WORK REQUIRED ->
Gather each line in the entries that includes the string "structured".

== SUPPLIED DATA ==

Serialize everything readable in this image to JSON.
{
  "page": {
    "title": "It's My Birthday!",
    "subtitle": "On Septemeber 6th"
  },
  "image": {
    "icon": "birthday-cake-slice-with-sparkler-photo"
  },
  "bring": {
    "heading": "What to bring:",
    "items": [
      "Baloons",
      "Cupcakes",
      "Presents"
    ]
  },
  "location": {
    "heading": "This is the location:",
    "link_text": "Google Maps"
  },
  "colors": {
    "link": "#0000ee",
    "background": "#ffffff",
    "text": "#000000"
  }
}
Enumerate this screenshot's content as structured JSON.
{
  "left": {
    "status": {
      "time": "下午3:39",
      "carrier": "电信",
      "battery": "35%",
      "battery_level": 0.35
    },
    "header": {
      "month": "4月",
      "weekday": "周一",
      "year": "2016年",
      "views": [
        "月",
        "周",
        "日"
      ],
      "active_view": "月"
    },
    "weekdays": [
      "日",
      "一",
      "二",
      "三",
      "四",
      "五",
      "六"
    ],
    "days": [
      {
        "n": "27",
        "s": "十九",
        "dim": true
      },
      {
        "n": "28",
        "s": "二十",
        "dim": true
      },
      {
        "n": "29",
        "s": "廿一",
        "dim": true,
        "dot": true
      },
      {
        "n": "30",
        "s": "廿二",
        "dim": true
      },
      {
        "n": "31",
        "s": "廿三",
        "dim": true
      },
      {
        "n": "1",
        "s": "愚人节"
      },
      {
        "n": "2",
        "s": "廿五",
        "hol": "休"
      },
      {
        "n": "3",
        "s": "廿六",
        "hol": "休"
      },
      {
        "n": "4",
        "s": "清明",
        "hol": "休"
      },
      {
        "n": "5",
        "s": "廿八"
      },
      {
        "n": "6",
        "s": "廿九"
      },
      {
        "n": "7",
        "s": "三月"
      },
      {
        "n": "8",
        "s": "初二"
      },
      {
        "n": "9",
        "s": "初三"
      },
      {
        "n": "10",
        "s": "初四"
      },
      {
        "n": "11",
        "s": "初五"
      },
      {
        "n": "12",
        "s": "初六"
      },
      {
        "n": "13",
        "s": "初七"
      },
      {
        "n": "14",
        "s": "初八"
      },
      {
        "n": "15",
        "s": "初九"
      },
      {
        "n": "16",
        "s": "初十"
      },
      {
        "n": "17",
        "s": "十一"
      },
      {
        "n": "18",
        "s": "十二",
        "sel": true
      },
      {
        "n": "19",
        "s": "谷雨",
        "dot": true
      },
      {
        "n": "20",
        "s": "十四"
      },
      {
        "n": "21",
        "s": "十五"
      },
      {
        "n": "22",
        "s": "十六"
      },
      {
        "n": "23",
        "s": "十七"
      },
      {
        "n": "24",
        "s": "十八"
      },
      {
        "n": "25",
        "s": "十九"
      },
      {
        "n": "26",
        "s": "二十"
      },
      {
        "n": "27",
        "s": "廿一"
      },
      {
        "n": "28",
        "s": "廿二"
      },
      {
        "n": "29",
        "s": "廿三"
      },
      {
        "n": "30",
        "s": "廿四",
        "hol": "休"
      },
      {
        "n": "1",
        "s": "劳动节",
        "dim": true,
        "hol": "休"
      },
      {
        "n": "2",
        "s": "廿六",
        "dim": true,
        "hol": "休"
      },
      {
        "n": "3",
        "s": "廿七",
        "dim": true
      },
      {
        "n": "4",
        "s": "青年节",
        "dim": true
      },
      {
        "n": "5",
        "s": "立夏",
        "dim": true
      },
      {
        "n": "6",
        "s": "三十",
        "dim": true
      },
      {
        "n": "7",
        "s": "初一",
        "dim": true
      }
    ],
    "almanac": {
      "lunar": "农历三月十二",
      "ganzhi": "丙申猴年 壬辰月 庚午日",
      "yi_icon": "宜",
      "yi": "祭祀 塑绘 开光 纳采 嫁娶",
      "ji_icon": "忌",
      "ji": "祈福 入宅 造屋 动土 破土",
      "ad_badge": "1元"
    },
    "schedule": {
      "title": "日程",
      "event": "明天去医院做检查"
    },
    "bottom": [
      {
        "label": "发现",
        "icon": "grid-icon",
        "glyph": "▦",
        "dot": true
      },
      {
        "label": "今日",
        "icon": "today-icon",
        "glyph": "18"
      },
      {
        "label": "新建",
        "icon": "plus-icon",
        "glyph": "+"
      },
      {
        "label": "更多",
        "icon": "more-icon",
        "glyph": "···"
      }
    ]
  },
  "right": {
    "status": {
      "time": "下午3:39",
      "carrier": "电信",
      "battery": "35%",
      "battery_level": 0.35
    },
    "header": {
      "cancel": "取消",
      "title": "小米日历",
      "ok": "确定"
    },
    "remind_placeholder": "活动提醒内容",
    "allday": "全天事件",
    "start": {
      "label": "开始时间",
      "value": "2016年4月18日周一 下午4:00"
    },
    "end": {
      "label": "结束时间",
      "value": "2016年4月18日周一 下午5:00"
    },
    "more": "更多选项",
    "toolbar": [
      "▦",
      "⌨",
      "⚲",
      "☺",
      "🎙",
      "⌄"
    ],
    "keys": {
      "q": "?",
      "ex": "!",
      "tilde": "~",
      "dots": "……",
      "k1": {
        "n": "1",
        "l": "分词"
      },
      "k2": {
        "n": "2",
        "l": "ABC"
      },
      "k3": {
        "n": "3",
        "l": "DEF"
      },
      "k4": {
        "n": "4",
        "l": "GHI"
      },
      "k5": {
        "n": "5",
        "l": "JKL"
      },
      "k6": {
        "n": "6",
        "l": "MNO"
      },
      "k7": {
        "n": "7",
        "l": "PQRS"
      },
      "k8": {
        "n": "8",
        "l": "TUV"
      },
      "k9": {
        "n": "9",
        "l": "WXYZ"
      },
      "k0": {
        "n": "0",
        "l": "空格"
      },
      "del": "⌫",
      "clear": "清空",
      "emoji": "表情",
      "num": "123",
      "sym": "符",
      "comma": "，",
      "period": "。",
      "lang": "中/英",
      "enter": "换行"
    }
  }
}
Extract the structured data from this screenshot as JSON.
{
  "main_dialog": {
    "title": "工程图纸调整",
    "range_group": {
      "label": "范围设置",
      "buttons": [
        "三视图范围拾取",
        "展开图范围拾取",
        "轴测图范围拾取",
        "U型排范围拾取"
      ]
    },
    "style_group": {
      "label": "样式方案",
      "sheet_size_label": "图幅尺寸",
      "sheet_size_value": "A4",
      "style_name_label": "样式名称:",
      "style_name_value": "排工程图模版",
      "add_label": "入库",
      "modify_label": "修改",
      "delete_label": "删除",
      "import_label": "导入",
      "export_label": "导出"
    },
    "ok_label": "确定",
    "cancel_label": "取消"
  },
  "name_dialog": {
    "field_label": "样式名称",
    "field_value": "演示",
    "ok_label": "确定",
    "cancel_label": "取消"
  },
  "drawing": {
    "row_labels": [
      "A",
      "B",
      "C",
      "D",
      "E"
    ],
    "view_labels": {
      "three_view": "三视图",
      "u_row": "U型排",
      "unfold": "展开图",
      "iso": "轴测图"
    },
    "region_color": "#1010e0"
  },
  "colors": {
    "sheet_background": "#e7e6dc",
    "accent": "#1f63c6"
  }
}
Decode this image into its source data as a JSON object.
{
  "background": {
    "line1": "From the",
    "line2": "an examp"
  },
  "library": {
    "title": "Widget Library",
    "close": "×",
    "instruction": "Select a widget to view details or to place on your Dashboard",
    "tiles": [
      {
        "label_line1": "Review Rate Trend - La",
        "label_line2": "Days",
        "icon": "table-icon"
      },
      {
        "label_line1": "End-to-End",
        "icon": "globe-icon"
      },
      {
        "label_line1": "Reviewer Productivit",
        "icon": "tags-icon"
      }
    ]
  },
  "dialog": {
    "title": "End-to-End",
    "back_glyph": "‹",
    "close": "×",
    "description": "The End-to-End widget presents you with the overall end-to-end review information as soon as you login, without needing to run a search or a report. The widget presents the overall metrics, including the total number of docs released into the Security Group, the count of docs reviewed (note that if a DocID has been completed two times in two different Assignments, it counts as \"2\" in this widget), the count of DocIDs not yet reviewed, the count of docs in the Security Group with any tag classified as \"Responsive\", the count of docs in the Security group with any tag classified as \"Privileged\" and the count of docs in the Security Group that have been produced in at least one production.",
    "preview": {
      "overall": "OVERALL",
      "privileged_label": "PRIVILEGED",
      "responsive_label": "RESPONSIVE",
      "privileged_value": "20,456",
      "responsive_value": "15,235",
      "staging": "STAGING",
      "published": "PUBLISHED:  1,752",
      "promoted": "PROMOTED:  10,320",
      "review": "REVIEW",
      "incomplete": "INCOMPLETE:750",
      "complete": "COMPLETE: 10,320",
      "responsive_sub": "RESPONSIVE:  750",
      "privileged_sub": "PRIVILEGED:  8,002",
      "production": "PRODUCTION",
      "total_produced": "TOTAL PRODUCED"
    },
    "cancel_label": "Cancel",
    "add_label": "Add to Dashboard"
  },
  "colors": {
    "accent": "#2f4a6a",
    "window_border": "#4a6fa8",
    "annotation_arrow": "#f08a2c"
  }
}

===

COMPLETED EXERCISE ->
Enumerate this screenshot's content as structured JSON.
Extract the structured data from this screenshot as JSON.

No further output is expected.